(Extracted records)
· · ·
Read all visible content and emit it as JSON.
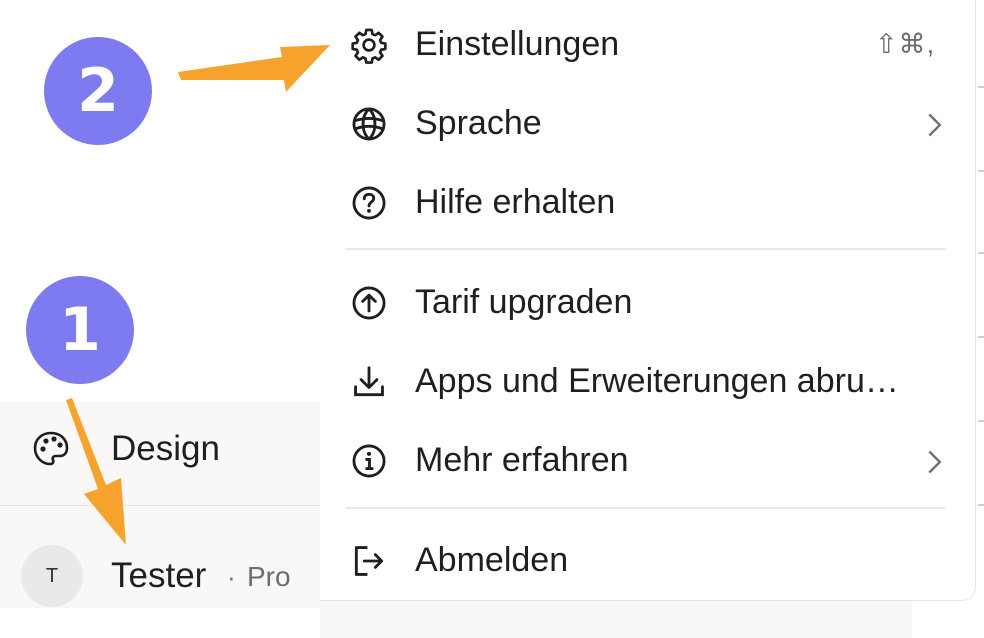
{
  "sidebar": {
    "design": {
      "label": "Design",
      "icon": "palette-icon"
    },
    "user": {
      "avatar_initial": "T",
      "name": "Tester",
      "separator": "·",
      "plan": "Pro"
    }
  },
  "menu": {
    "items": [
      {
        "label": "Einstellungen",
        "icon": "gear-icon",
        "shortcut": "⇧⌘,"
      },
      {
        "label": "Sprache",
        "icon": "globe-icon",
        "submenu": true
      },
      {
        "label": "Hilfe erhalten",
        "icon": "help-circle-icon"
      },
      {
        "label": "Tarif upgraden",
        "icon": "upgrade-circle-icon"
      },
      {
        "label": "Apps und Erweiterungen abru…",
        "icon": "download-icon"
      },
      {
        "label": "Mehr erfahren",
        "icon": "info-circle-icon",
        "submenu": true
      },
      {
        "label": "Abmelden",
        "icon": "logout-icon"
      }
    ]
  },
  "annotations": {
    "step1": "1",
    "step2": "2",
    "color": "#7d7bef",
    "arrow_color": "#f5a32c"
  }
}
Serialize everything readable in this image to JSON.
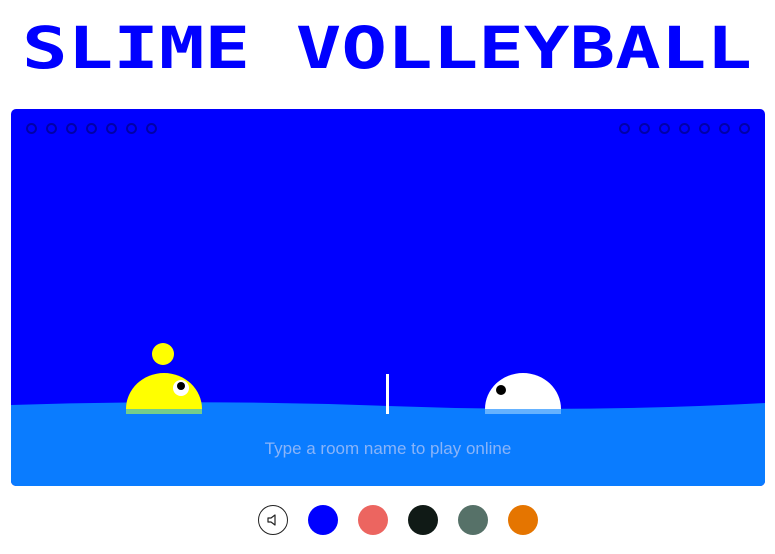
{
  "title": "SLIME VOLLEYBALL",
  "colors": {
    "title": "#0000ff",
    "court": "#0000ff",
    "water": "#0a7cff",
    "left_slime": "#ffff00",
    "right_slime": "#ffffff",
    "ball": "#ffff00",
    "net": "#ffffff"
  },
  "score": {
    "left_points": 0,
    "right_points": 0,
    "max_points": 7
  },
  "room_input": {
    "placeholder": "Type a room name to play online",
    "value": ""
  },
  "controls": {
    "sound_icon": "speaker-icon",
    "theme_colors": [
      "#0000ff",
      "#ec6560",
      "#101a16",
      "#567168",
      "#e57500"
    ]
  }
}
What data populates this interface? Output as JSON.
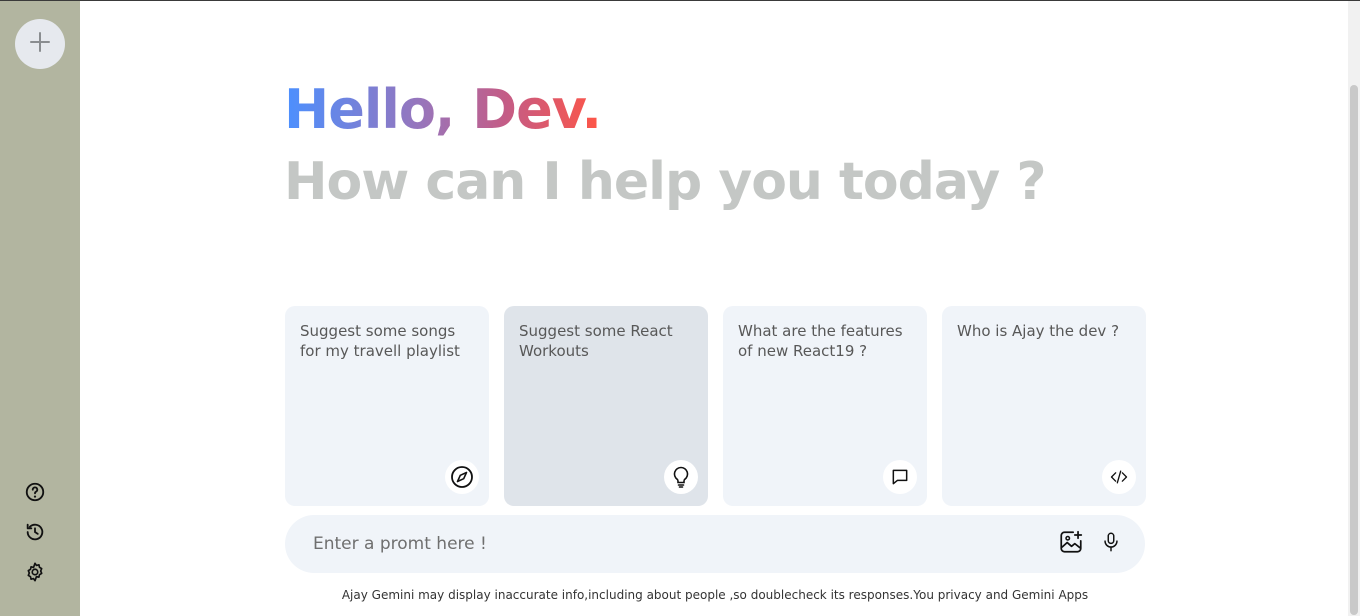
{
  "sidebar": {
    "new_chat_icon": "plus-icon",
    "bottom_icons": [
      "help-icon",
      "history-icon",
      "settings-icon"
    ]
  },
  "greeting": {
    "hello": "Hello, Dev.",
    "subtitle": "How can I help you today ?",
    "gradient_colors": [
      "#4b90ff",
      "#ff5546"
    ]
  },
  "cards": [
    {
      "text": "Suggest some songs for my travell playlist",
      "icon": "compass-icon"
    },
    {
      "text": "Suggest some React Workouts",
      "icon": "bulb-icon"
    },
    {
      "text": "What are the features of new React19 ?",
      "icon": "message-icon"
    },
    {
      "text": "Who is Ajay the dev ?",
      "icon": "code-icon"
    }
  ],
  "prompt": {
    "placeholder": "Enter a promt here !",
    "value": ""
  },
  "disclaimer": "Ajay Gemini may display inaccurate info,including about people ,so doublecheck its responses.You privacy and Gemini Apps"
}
· · ·
WHAT IS EXPECTED
Omit the pictures, then output the rest of the listing exactly.

TASK RESULT
Read all visible content and emit it as JSON.
{
  "sidebar": {
    "design": {
      "label": "Design",
      "icon": "palette-icon"
    },
    "user": {
      "avatar_initial": "T",
      "name": "Tester",
      "separator": "·",
      "plan": "Pro"
    }
  },
  "menu": {
    "items": [
      {
        "label": "Einstellungen",
        "icon": "gear-icon",
        "shortcut": "⇧⌘,"
      },
      {
        "label": "Sprache",
        "icon": "globe-icon",
        "submenu": true
      },
      {
        "label": "Hilfe erhalten",
        "icon": "help-circle-icon"
      },
      {
        "label": "Tarif upgraden",
        "icon": "upgrade-circle-icon"
      },
      {
        "label": "Apps und Erweiterungen abru…",
        "icon": "download-icon"
      },
      {
        "label": "Mehr erfahren",
        "icon": "info-circle-icon",
        "submenu": true
      },
      {
        "label": "Abmelden",
        "icon": "logout-icon"
      }
    ]
  },
  "annotations": {
    "step1": "1",
    "step2": "2",
    "color": "#7d7bef",
    "arrow_color": "#f5a32c"
  }
}
Serialize everything readable in this image to JSON.
{
  "title": "SLIME VOLLEYBALL",
  "colors": {
    "title": "#0000ff",
    "court": "#0000ff",
    "water": "#0a7cff",
    "left_slime": "#ffff00",
    "right_slime": "#ffffff",
    "ball": "#ffff00",
    "net": "#ffffff"
  },
  "score": {
    "left_points": 0,
    "right_points": 0,
    "max_points": 7
  },
  "room_input": {
    "placeholder": "Type a room name to play online",
    "value": ""
  },
  "controls": {
    "sound_icon": "speaker-icon",
    "theme_colors": [
      "#0000ff",
      "#ec6560",
      "#101a16",
      "#567168",
      "#e57500"
    ]
  }
}
What data populates this interface? Output as JSON.
{
  "sidebar": {
    "new_chat_icon": "plus-icon",
    "bottom_icons": [
      "help-icon",
      "history-icon",
      "settings-icon"
    ]
  },
  "greeting": {
    "hello": "Hello, Dev.",
    "subtitle": "How can I help you today ?",
    "gradient_colors": [
      "#4b90ff",
      "#ff5546"
    ]
  },
  "cards": [
    {
      "text": "Suggest some songs for my travell playlist",
      "icon": "compass-icon"
    },
    {
      "text": "Suggest some React Workouts",
      "icon": "bulb-icon"
    },
    {
      "text": "What are the features of new React19 ?",
      "icon": "message-icon"
    },
    {
      "text": "Who is Ajay the dev ?",
      "icon": "code-icon"
    }
  ],
  "prompt": {
    "placeholder": "Enter a promt here !",
    "value": ""
  },
  "disclaimer": "Ajay Gemini may display inaccurate info,including about people ,so doublecheck its responses.You privacy and Gemini Apps"
}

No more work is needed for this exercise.